**Aim**
Track down every line below that holds "expression" and copy it.

** Begin Given data **

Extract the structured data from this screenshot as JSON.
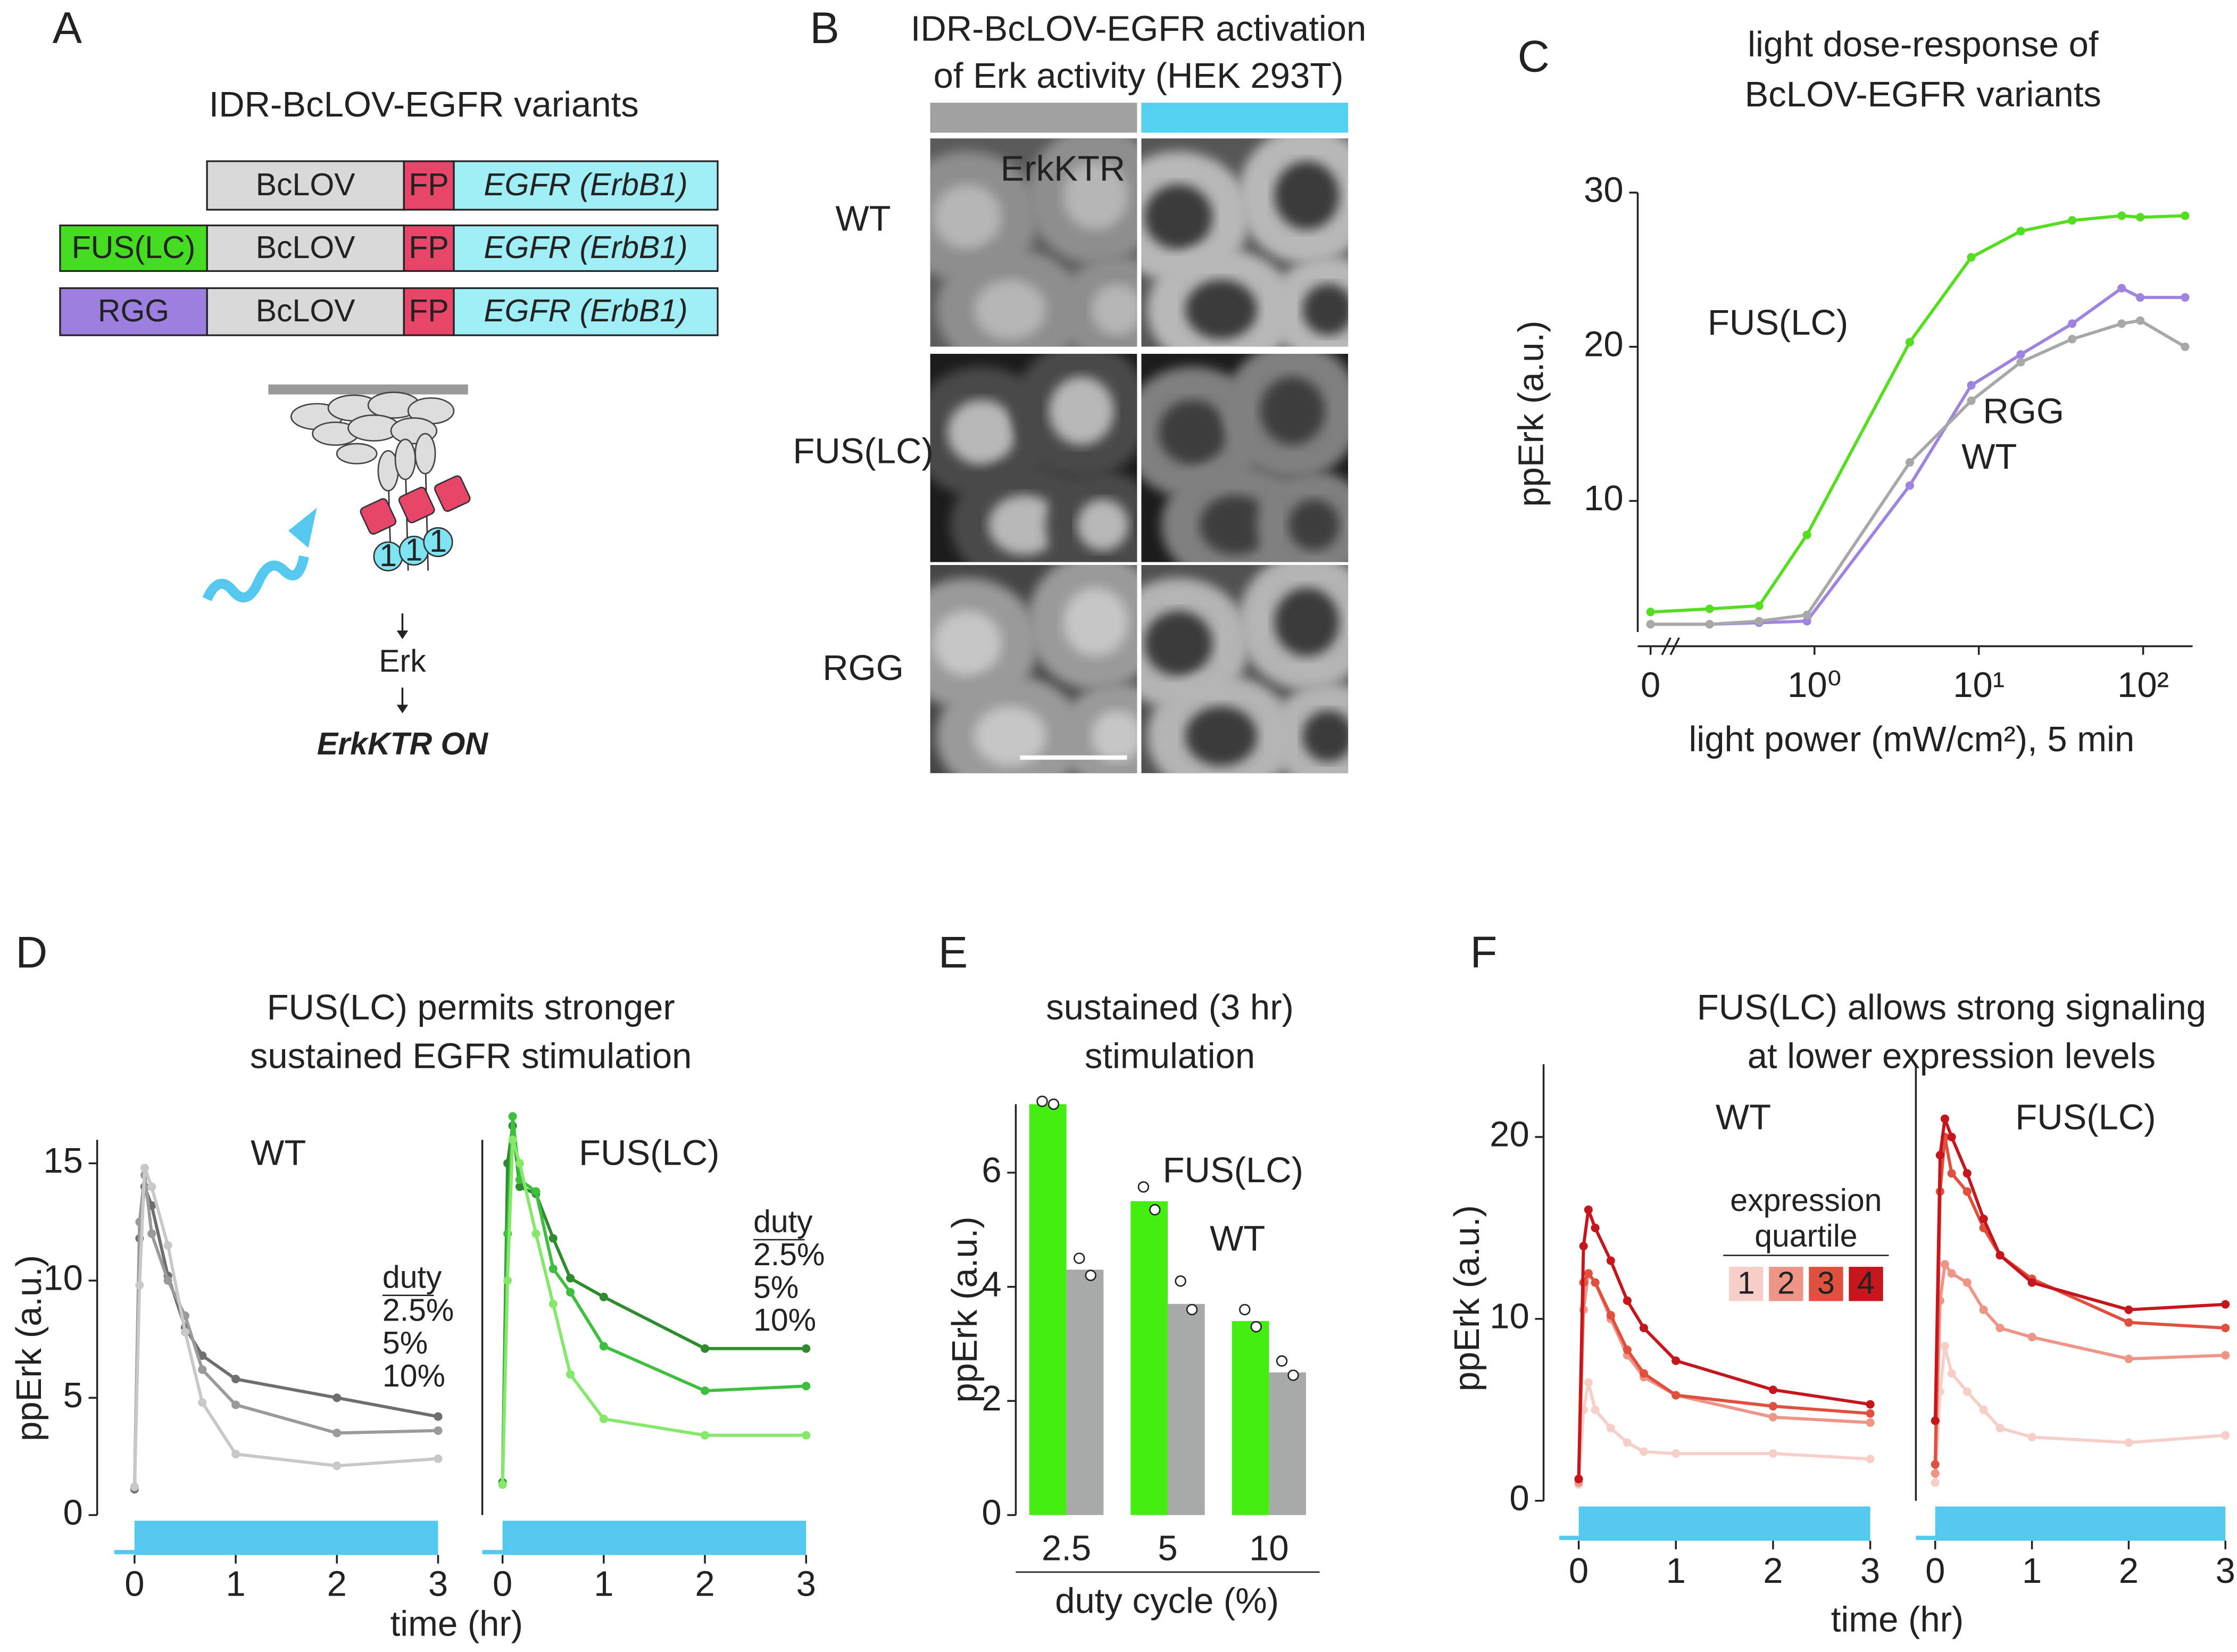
{
  "panel_letters": [
    "A",
    "B",
    "C",
    "D",
    "E",
    "F"
  ],
  "diagram": {
    "title": "IDR-BcLOV-EGFR variants",
    "constructs": [
      [
        "BcLOV",
        "FP",
        "EGFR (ErbB1)"
      ],
      [
        "FUS(LC)",
        "BcLOV",
        "FP",
        "EGFR (ErbB1)"
      ],
      [
        "RGG",
        "BcLOV",
        "FP",
        "EGFR (ErbB1)"
      ]
    ],
    "domain_labels": [
      "1",
      "1",
      "1"
    ],
    "readouts": [
      "Erk",
      "ErkKTR ON"
    ]
  },
  "micrographs": {
    "title": [
      "IDR-BcLOV-EGFR activation",
      "of Erk activity (HEK 293T)"
    ],
    "rows": [
      "WT",
      "FUS(LC)",
      "RGG"
    ],
    "stain": "ErkKTR"
  },
  "group_titles": [
    [
      "FUS(LC) permits stronger",
      "sustained EGFR stimulation"
    ],
    [
      "FUS(LC) allows strong signaling",
      "at lower expression levels"
    ]
  ],
  "group_xlabels": [
    "time (hr)",
    "time (hr)"
  ],
  "chart_data": [
    {
      "type": "line",
      "title": [
        "light dose-response of",
        "BcLOV-EGFR variants"
      ],
      "xlabel": "light power (mW/cm²), 5 min",
      "ylabel": "ppErk (a.u.)",
      "xscale": "log",
      "xlim": [
        0.15,
        200
      ],
      "ylim": [
        1.5,
        30
      ],
      "xticks": [
        0,
        {
          "value": 1,
          "label": "10⁰"
        },
        {
          "value": 10,
          "label": "10¹"
        },
        {
          "value": 100,
          "label": "10²"
        }
      ],
      "yticks": [
        10,
        20,
        30
      ],
      "x": [
        0,
        0.23,
        0.46,
        0.9,
        3.8,
        9,
        18,
        37,
        74,
        96,
        180
      ],
      "series": [
        {
          "name": "FUS(LC)",
          "color": "#55dd22",
          "values": [
            2.8,
            3.0,
            3.2,
            7.8,
            20.3,
            25.8,
            27.5,
            28.2,
            28.5,
            28.4,
            28.5
          ]
        },
        {
          "name": "RGG",
          "color": "#9f83e0",
          "values": [
            2.0,
            2.0,
            2.1,
            2.2,
            11,
            17.5,
            19.5,
            21.5,
            23.8,
            23.2,
            23.2
          ]
        },
        {
          "name": "WT",
          "color": "#a8a8a8",
          "values": [
            2.0,
            2.0,
            2.2,
            2.6,
            12.5,
            16.5,
            19,
            20.5,
            21.5,
            21.7,
            20
          ]
        }
      ]
    },
    {
      "type": "line",
      "title": "WT",
      "ylabel": "ppErk (a.u.)",
      "legend_title": "duty",
      "xlim": [
        -0.2,
        3
      ],
      "ylim": [
        0,
        16
      ],
      "xticks": [
        0,
        1,
        2,
        3
      ],
      "yticks": [
        0,
        5,
        10,
        15
      ],
      "x": [
        0,
        0.05,
        0.1,
        0.17,
        0.33,
        0.5,
        0.67,
        1,
        2,
        3
      ],
      "series": [
        {
          "name": "2.5%",
          "color": "#6e6e6e",
          "values": [
            1.1,
            11.8,
            14.0,
            13.2,
            10.2,
            8.0,
            6.8,
            5.8,
            5.0,
            4.2
          ]
        },
        {
          "name": "5%",
          "color": "#9a9a9a",
          "values": [
            1.2,
            12.5,
            14.5,
            12.0,
            10.0,
            8.5,
            6.2,
            4.7,
            3.5,
            3.6
          ]
        },
        {
          "name": "10%",
          "color": "#c8c8c8",
          "values": [
            1.2,
            9.8,
            14.8,
            14.0,
            11.5,
            7.8,
            4.8,
            2.6,
            2.1,
            2.4
          ]
        }
      ]
    },
    {
      "type": "line",
      "title": "FUS(LC)",
      "legend_title": "duty",
      "xlim": [
        -0.2,
        3
      ],
      "ylim": [
        0,
        16
      ],
      "xticks": [
        0,
        1,
        2,
        3
      ],
      "x": [
        0,
        0.05,
        0.1,
        0.17,
        0.33,
        0.5,
        0.67,
        1,
        2,
        3
      ],
      "series": [
        {
          "name": "2.5%",
          "color": "#2e8b2e",
          "values": [
            1.4,
            15.0,
            16.6,
            14.0,
            13.7,
            11.8,
            10.1,
            9.3,
            7.1,
            7.1
          ]
        },
        {
          "name": "5%",
          "color": "#3fbf3f",
          "values": [
            1.3,
            12.0,
            17.0,
            14.3,
            13.8,
            10.5,
            9.5,
            7.2,
            5.3,
            5.5
          ]
        },
        {
          "name": "10%",
          "color": "#86e86a",
          "values": [
            1.3,
            10.0,
            16.0,
            15.0,
            12.0,
            9.0,
            6.0,
            4.1,
            3.4,
            3.4
          ]
        }
      ]
    },
    {
      "type": "bar",
      "title": [
        "sustained (3 hr)",
        "stimulation"
      ],
      "xlabel": "duty cycle (%)",
      "ylabel": "ppErk (a.u.)",
      "categories": [
        "2.5",
        "5",
        "10"
      ],
      "ylim": [
        0,
        7.2
      ],
      "yticks": [
        0,
        2,
        4,
        6
      ],
      "series": [
        {
          "name": "FUS(LC)",
          "color": "#44ee11",
          "values": [
            7.2,
            5.5,
            3.4
          ],
          "replicates": [
            [
              7.25,
              7.2
            ],
            [
              5.75,
              5.35
            ],
            [
              3.6,
              3.3
            ]
          ]
        },
        {
          "name": "WT",
          "color": "#a8aaaa",
          "values": [
            4.3,
            3.7,
            2.5
          ],
          "replicates": [
            [
              4.5,
              4.2
            ],
            [
              4.1,
              3.6
            ],
            [
              2.7,
              2.45
            ]
          ]
        }
      ]
    },
    {
      "type": "line",
      "title": "WT",
      "ylabel": "ppErk (a.u.)",
      "legend_title": [
        "expression",
        "quartile"
      ],
      "xlim": [
        -0.2,
        3
      ],
      "ylim": [
        0,
        24
      ],
      "xticks": [
        0,
        1,
        2,
        3
      ],
      "yticks": [
        0,
        10,
        20
      ],
      "x": [
        0,
        0.05,
        0.1,
        0.17,
        0.33,
        0.5,
        0.67,
        1,
        2,
        3
      ],
      "series": [
        {
          "name": "1",
          "color": "#f6cfc8",
          "values": [
            0.9,
            5,
            6.5,
            5,
            4,
            3.2,
            2.7,
            2.6,
            2.6,
            2.3
          ]
        },
        {
          "name": "2",
          "color": "#ef9588",
          "values": [
            1,
            10.5,
            12.5,
            12,
            10,
            8,
            6.8,
            5.8,
            4.6,
            4.3
          ]
        },
        {
          "name": "3",
          "color": "#e0503f",
          "values": [
            1.2,
            12,
            12.5,
            12,
            10.2,
            8.3,
            7,
            5.8,
            5.2,
            4.8
          ]
        },
        {
          "name": "4",
          "color": "#c4161c",
          "values": [
            1.2,
            14,
            16,
            15,
            13.2,
            11,
            9.5,
            7.7,
            6.1,
            5.3
          ]
        }
      ]
    },
    {
      "type": "line",
      "title": "FUS(LC)",
      "xlim": [
        -0.2,
        3
      ],
      "ylim": [
        0,
        24
      ],
      "xticks": [
        0,
        1,
        2,
        3
      ],
      "x": [
        0,
        0.05,
        0.1,
        0.17,
        0.33,
        0.5,
        0.67,
        1,
        2,
        3
      ],
      "series": [
        {
          "name": "1",
          "color": "#f6cfc8",
          "values": [
            1,
            6,
            8.5,
            7,
            6,
            5,
            4,
            3.5,
            3.2,
            3.6
          ]
        },
        {
          "name": "2",
          "color": "#ef9588",
          "values": [
            1.5,
            11,
            13,
            12.5,
            12,
            10.5,
            9.5,
            9.0,
            7.8,
            8.0
          ]
        },
        {
          "name": "3",
          "color": "#e0503f",
          "values": [
            2,
            17,
            20,
            18,
            17,
            15,
            13.5,
            12.2,
            9.8,
            9.5
          ]
        },
        {
          "name": "4",
          "color": "#c4161c",
          "values": [
            4.4,
            19,
            21,
            20,
            18,
            15.5,
            13.5,
            12,
            10.5,
            10.8
          ]
        }
      ]
    }
  ]
}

** End Given data **

**Exercise output**
      "at lower expression levels"
        "expression",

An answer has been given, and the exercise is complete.